WHAT IS EXPECTED — Check each line of the material below for "chevron", then copy the ones that contain it.

ROWS —
*****
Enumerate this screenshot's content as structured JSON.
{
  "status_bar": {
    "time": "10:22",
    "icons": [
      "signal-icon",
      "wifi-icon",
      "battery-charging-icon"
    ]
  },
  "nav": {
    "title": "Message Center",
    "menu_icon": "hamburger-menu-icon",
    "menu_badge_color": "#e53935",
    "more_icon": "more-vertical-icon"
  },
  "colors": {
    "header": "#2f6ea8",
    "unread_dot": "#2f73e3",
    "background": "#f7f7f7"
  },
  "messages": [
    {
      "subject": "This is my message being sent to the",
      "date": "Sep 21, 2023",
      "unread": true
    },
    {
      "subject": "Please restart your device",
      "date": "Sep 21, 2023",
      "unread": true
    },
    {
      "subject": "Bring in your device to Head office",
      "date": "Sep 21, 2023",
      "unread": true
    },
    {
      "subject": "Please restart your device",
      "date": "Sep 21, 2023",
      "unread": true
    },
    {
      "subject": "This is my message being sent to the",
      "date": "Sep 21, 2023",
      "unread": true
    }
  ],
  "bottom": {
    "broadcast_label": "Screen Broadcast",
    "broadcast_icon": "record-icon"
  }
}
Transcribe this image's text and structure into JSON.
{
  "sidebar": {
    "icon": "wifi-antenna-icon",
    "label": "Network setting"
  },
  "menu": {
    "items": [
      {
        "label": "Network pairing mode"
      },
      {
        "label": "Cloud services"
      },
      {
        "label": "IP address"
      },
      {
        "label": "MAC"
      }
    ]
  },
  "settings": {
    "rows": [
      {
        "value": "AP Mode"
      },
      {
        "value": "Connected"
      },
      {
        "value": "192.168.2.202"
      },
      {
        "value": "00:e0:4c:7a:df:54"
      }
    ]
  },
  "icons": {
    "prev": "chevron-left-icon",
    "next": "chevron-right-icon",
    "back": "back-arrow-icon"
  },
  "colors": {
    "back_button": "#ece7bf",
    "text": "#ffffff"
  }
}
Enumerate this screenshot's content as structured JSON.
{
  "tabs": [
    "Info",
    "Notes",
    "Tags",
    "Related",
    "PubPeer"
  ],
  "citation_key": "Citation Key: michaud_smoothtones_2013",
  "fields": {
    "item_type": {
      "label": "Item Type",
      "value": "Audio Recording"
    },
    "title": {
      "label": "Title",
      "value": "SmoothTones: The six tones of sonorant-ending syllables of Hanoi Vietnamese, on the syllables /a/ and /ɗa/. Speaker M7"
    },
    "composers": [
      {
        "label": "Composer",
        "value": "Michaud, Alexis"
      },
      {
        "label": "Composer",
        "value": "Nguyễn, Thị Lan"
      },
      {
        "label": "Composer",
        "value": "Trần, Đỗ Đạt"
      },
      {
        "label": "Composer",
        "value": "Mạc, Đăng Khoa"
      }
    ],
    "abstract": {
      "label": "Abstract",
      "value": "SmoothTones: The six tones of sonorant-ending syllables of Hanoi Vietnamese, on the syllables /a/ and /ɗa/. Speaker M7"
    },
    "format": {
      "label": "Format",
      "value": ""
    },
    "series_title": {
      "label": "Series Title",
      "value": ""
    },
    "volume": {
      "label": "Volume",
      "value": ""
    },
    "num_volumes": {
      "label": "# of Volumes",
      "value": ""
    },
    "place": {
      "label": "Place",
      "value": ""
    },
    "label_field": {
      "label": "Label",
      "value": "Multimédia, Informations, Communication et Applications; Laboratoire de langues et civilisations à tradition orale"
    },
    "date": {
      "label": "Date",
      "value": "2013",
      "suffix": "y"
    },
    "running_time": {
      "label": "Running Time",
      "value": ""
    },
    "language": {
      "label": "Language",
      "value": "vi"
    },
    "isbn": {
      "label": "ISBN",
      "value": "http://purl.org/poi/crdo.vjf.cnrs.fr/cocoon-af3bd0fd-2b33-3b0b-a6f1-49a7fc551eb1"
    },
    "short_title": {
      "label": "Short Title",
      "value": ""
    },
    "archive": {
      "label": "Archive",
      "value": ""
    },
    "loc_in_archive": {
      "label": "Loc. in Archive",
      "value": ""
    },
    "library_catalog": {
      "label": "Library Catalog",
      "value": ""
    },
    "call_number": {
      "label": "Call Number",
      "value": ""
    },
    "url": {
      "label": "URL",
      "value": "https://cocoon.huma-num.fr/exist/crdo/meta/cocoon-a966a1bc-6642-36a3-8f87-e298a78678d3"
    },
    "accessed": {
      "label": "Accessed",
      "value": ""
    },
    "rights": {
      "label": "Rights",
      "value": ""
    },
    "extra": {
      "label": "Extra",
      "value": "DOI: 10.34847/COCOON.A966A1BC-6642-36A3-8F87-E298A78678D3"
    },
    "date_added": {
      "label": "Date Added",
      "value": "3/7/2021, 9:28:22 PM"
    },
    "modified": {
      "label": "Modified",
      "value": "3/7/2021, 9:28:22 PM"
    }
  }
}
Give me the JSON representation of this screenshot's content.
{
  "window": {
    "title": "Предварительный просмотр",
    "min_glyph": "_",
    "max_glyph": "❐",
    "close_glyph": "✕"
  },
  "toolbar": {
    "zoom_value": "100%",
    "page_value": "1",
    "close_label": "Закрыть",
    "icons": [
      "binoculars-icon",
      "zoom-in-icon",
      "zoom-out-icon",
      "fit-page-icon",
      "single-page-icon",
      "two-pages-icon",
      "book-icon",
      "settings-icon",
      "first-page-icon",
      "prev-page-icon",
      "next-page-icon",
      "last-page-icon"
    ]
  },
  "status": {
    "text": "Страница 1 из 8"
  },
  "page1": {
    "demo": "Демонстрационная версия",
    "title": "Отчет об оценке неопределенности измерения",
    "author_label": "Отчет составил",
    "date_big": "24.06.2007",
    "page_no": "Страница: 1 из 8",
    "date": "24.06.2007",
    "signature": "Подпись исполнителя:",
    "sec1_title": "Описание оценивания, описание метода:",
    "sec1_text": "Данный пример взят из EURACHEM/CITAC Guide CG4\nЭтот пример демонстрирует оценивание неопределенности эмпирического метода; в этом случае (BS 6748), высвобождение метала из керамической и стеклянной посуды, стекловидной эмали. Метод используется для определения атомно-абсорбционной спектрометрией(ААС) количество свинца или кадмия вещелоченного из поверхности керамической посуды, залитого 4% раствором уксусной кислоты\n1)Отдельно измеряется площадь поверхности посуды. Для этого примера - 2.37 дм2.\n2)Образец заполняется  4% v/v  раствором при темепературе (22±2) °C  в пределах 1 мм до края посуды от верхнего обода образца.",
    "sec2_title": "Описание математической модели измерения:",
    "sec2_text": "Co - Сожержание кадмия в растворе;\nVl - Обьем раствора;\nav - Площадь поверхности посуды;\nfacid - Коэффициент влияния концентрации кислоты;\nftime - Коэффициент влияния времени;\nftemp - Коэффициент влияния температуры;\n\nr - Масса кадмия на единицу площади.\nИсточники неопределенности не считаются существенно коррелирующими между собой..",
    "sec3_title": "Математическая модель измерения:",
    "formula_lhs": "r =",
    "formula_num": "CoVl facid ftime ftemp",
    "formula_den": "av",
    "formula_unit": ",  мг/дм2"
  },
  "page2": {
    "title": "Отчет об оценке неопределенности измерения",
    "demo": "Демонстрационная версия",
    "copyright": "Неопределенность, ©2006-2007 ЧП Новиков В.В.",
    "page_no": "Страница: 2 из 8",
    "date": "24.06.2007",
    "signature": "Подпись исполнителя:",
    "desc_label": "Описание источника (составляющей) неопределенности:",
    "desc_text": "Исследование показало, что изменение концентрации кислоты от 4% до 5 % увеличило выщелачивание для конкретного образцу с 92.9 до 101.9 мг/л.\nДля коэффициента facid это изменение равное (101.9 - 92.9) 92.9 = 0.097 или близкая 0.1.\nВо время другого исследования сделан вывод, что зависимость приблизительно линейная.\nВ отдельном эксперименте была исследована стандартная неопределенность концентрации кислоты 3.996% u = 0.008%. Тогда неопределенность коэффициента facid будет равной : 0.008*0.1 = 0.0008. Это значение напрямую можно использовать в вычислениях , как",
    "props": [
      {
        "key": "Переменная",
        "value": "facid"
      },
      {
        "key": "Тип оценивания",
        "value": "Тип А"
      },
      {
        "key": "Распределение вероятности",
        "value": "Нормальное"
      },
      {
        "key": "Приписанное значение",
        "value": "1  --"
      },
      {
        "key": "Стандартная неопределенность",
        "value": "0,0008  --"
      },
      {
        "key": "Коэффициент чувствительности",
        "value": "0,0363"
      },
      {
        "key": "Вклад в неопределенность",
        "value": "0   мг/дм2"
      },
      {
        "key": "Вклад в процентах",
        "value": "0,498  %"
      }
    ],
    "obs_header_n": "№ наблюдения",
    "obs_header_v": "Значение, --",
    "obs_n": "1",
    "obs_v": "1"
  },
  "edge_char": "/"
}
*****
EXERCISE ANSWER —
    "prev": "chevron-left-icon",
    "next": "chevron-right-icon",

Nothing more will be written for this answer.